Which lines below hold the word "Persons"? Copy all of them.

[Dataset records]

=-=-=-=-=

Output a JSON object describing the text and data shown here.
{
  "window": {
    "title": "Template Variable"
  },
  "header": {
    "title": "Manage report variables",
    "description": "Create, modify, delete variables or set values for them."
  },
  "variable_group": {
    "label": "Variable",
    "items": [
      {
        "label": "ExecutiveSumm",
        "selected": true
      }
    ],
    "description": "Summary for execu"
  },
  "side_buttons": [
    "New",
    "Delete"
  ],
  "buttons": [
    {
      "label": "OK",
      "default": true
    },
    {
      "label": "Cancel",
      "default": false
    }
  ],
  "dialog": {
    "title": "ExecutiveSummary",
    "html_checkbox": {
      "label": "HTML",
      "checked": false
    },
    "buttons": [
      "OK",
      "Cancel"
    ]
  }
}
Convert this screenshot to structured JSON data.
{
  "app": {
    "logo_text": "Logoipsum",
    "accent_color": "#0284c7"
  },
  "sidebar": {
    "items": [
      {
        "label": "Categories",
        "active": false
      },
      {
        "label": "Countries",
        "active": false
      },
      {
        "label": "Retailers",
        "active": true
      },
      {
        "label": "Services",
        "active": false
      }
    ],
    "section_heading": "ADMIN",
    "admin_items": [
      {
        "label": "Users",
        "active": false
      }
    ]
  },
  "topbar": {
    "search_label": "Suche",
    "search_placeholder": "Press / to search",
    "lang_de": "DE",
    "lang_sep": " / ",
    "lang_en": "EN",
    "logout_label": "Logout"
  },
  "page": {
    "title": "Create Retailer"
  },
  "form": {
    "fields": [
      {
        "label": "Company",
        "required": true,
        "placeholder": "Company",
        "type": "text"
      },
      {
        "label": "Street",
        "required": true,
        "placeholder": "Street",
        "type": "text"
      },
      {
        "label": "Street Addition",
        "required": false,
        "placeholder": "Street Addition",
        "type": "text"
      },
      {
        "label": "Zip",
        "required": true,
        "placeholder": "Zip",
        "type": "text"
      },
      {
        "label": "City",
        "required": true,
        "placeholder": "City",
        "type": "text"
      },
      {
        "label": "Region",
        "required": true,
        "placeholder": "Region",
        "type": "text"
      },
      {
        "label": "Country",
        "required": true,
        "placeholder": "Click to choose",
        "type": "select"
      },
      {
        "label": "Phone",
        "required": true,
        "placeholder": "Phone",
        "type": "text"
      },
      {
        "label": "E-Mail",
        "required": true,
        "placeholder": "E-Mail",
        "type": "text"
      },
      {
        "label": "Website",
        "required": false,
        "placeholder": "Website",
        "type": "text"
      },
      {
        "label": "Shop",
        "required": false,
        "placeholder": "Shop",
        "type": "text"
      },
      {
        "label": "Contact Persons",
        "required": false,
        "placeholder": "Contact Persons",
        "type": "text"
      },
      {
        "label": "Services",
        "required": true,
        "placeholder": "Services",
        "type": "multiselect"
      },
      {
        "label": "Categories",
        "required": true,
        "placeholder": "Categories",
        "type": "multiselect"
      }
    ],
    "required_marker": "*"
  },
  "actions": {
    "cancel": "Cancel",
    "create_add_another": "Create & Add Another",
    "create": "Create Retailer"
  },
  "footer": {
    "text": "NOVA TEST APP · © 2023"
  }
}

=-=-=-=-=

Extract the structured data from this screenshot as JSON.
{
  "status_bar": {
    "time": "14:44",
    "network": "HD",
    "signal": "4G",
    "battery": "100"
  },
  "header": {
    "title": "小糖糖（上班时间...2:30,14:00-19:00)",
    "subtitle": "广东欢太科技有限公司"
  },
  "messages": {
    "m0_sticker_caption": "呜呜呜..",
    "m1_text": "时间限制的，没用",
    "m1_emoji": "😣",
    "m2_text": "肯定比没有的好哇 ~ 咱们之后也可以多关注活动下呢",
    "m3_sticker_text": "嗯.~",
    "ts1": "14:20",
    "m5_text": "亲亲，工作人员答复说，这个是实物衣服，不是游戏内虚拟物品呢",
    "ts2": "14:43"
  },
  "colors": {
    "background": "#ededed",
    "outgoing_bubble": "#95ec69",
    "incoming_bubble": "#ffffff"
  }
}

=-=-=-=-=

## THE RESPONSE
        "label": "Contact Persons",
        "placeholder": "Contact Persons",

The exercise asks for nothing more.